Stated exercise.
Spot each line that carries the word "flags"; copy those lines.

Listed records.
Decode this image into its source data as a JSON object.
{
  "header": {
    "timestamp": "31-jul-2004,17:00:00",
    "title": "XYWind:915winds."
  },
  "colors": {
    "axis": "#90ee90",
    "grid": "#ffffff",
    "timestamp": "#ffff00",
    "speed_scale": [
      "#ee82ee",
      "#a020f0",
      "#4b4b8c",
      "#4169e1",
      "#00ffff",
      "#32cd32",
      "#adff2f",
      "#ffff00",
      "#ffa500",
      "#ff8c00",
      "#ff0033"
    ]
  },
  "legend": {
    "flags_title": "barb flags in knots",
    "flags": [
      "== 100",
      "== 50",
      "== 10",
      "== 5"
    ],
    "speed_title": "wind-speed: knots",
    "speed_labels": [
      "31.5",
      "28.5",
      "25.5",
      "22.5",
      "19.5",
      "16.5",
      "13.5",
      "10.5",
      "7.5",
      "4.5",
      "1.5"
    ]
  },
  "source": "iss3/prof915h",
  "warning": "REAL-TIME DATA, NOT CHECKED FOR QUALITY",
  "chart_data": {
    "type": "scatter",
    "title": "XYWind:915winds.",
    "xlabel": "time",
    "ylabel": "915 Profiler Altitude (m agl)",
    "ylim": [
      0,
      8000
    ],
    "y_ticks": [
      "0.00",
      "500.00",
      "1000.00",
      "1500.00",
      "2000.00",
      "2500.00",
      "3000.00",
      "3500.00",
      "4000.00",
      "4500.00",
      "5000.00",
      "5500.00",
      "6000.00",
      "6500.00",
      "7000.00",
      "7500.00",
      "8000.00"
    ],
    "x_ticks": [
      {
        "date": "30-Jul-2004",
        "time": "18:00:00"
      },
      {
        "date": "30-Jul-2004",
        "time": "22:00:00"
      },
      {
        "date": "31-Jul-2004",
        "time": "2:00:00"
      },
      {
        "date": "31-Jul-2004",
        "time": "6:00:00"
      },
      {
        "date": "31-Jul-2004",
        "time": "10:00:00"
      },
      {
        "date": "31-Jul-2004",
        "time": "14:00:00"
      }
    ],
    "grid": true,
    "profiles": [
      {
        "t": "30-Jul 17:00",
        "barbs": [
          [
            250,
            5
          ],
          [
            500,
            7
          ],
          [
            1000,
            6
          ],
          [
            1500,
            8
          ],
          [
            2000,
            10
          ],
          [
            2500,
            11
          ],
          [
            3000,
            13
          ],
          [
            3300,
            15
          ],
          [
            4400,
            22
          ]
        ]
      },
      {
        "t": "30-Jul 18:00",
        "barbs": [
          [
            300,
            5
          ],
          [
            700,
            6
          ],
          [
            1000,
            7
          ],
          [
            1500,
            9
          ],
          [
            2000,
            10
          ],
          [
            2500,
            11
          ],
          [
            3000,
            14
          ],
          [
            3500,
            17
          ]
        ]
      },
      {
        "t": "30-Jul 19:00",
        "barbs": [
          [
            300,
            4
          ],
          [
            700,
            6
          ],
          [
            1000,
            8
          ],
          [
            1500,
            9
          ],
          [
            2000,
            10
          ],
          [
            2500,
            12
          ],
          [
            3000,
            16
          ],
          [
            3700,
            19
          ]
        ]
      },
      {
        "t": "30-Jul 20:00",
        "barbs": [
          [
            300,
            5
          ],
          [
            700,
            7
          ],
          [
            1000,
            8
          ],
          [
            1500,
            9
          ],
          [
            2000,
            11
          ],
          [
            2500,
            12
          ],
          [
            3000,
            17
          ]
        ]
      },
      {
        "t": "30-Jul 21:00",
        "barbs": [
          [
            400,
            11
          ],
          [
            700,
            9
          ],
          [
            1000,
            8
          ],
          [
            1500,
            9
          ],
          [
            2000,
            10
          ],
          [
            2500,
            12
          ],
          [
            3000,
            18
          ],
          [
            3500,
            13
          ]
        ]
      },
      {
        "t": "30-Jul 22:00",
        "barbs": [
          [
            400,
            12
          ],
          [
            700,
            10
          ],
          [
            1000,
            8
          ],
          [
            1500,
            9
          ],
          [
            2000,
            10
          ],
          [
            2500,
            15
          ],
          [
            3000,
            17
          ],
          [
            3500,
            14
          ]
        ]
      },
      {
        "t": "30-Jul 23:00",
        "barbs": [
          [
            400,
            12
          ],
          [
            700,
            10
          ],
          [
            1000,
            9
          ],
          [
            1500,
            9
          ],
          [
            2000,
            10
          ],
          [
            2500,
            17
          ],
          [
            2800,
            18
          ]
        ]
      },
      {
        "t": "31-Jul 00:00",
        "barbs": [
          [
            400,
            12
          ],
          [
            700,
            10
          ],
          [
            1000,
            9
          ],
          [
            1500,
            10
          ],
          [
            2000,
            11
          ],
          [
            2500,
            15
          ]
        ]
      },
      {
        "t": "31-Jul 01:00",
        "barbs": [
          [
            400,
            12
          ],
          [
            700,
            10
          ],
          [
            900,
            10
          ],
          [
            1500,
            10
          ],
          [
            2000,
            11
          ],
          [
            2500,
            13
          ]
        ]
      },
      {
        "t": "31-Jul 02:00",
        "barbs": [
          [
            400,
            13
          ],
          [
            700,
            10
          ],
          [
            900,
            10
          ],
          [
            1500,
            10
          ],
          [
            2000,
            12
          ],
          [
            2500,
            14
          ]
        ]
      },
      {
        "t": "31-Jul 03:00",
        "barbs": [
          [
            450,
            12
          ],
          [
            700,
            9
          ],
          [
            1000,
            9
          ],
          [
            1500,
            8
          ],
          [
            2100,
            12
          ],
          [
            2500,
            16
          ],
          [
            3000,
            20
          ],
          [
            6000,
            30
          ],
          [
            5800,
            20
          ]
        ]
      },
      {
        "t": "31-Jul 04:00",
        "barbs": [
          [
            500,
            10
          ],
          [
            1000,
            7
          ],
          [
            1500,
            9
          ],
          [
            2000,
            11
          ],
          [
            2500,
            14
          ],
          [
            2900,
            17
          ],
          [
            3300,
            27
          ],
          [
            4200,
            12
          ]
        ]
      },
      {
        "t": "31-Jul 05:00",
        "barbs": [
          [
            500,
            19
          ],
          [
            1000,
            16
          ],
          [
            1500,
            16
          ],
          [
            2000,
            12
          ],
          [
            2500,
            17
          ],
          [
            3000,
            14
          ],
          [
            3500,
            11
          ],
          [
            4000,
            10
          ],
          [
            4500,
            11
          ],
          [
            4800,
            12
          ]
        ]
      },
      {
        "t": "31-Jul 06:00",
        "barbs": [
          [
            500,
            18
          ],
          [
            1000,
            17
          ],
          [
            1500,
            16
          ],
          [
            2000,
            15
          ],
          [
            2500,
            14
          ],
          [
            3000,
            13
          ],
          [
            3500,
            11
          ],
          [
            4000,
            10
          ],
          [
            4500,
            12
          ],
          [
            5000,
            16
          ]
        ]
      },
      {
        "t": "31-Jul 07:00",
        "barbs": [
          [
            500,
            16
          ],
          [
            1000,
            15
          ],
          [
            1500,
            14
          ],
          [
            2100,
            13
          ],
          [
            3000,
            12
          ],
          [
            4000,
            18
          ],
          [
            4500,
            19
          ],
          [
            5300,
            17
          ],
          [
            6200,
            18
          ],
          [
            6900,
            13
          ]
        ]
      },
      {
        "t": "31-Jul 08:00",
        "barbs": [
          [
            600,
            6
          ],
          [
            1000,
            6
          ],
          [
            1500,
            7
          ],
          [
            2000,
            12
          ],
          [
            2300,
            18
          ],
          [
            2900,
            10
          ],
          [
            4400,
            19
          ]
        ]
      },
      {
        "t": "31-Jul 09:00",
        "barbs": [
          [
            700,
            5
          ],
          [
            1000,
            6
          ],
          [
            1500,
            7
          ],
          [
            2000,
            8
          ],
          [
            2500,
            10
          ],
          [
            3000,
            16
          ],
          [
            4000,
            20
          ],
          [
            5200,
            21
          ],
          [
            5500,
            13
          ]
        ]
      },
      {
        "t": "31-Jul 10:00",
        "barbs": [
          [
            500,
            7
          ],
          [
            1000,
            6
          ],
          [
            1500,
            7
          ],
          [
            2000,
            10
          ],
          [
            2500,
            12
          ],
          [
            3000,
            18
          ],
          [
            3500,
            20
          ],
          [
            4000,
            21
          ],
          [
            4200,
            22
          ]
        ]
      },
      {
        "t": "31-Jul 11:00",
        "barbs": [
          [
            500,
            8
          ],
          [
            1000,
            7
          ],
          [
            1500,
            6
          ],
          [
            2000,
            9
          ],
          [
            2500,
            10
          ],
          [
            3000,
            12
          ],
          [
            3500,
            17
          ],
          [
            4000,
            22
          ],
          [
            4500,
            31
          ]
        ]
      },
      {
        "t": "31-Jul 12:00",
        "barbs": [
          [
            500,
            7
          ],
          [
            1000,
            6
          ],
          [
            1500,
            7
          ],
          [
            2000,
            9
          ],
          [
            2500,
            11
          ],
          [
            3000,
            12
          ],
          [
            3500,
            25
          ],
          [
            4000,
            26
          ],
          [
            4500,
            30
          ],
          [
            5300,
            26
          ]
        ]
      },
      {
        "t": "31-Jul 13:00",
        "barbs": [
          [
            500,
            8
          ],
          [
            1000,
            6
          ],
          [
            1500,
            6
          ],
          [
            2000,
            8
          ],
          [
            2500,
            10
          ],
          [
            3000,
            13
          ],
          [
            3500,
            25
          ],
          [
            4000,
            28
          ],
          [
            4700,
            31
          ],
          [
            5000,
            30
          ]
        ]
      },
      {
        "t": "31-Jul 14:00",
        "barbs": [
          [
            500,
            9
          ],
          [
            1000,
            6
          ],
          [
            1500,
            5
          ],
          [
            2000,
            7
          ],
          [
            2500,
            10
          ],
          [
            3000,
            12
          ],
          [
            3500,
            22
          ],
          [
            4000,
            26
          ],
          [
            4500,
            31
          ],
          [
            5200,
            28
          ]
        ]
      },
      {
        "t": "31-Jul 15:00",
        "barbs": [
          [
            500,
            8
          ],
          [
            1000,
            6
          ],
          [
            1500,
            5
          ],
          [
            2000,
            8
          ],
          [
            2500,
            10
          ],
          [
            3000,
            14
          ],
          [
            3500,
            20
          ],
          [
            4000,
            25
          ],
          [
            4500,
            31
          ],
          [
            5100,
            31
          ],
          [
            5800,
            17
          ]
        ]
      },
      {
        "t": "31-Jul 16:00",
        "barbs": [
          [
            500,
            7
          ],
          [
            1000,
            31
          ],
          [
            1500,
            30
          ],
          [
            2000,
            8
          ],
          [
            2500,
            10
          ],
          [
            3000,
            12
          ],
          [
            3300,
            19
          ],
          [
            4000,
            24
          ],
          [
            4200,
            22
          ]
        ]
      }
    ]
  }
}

Final result.
    "flags_title": "barb flags in knots",
    "flags": [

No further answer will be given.